What the task requires = Of all the lines in this data, how many include "المحدد"? Respond with the number only.

Supplied records =
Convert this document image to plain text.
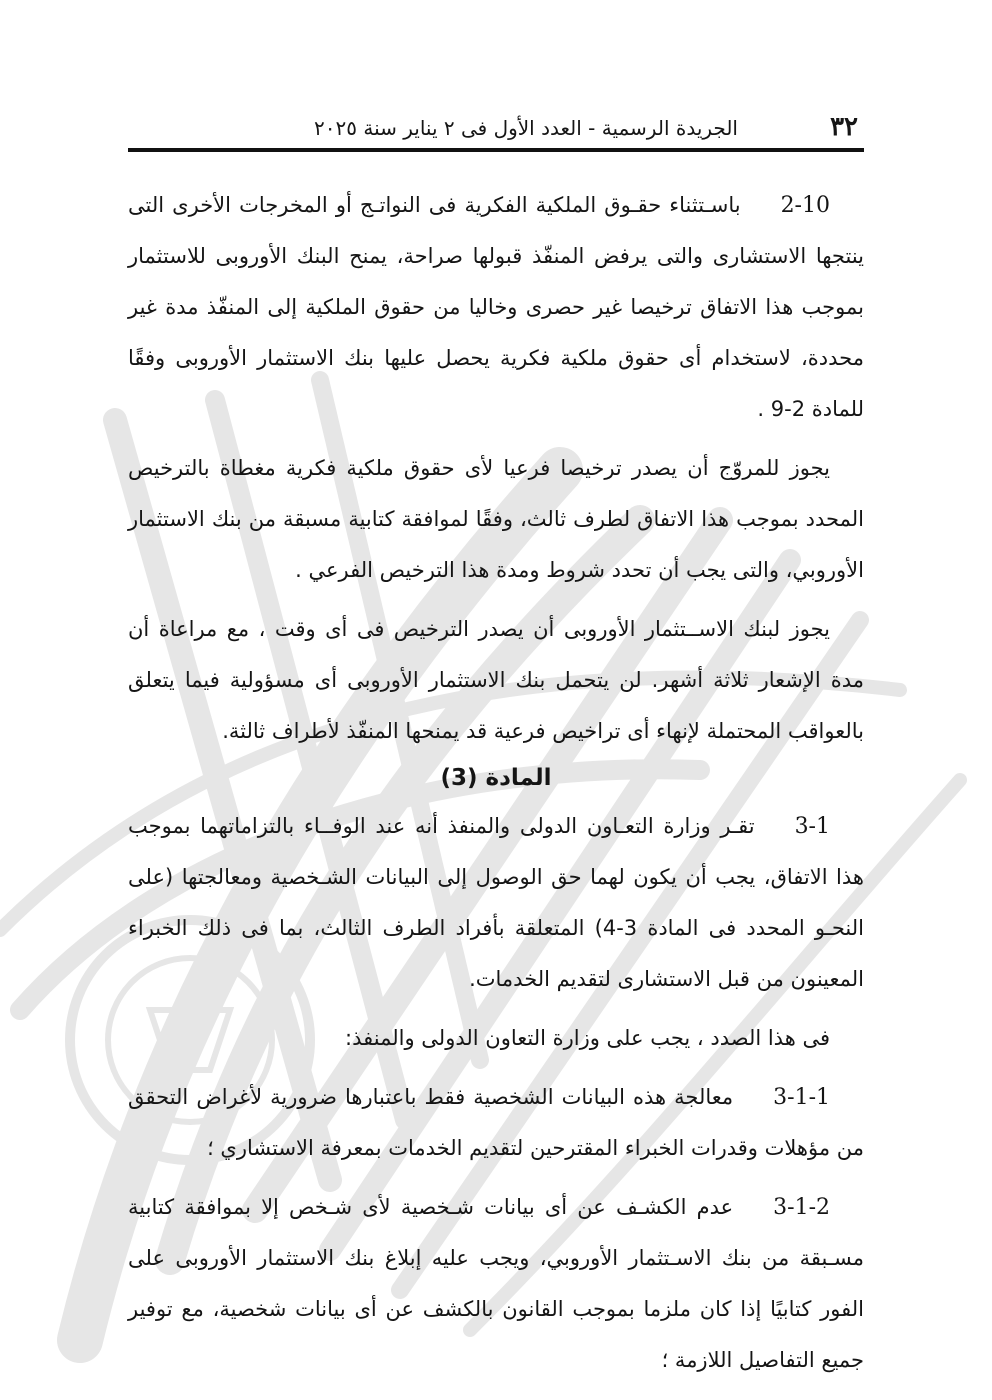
٣٢
الجريدة الرسمية - العدد الأول فى ٢ يناير سنة ٢٠٢٥

2-10باسـتثناء حقـوق الملكية الفكرية فى النواتـج أو المخرجات الأخرى التى ينتجها الاستشارى والتى يرفض المنفّذ قبولها صراحة، يمنح البنك الأوروبى للاستثمار بموجب هذا الاتفاق ترخيصا غير حصرى وخاليا من حقوق الملكية إلى المنفّذ مدة غير محددة، لاستخدام أى حقوق ملكية فكرية يحصل عليها بنك الاستثمار الأوروبى وفقًا للمادة 2-9 .

يجوز للمروّج أن يصدر ترخيصا فرعيا لأى حقوق ملكية فكرية مغطاة بالترخيص المحدد بموجب هذا الاتفاق لطرف ثالث، وفقًا لموافقة كتابية مسبقة من بنك الاستثمار الأوروبي، والتى يجب أن تحدد شروط ومدة هذا الترخيص الفرعي .

يجوز لبنك الاســتثمار الأوروبى أن يصدر الترخيص فى أى وقت ، مع مراعاة أن مدة الإشعار ثلاثة أشهر. لن يتحمل بنك الاستثمار الأوروبى أى مسؤولية فيما يتعلق بالعواقب المحتملة لإنهاء أى تراخيص فرعية قد يمنحها المنفّذ لأطراف ثالثة.

المادة (3)

3-1تقـر وزارة التعـاون الدولى والمنفذ أنه عند الوفــاء بالتزاماتهما بموجب هذا الاتفاق، يجب أن يكون لهما حق الوصول إلى البيانات الشـخصية ومعالجتها (على النحـو المحدد فى المادة 3-4) المتعلقة بأفراد الطرف الثالث، بما فى ذلك الخبراء المعينون من قبل الاستشارى لتقديم الخدمات.

فى هذا الصدد ، يجب على وزارة التعاون الدولى والمنفذ:

3-1-1معالجة هذه البيانات الشخصية فقط باعتبارها ضرورية لأغراض التحقق من مؤهلات وقدرات الخبراء المقترحين لتقديم الخدمات بمعرفة الاستشاري ؛

3-1-2عدم الكشـف عن أى بيانات شـخصية لأى شـخص إلا بموافقة كتابية مسـبقة من بنك الاسـتثمار الأوروبي، ويجب عليه إبلاغ بنك الاستثمار الأوروبى على الفور كتابيًا إذا كان ملزما بموجب القانون بالكشف عن أى بيانات شخصية، مع توفير جميع التفاصيل اللازمة ؛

Solution to this exercise = 2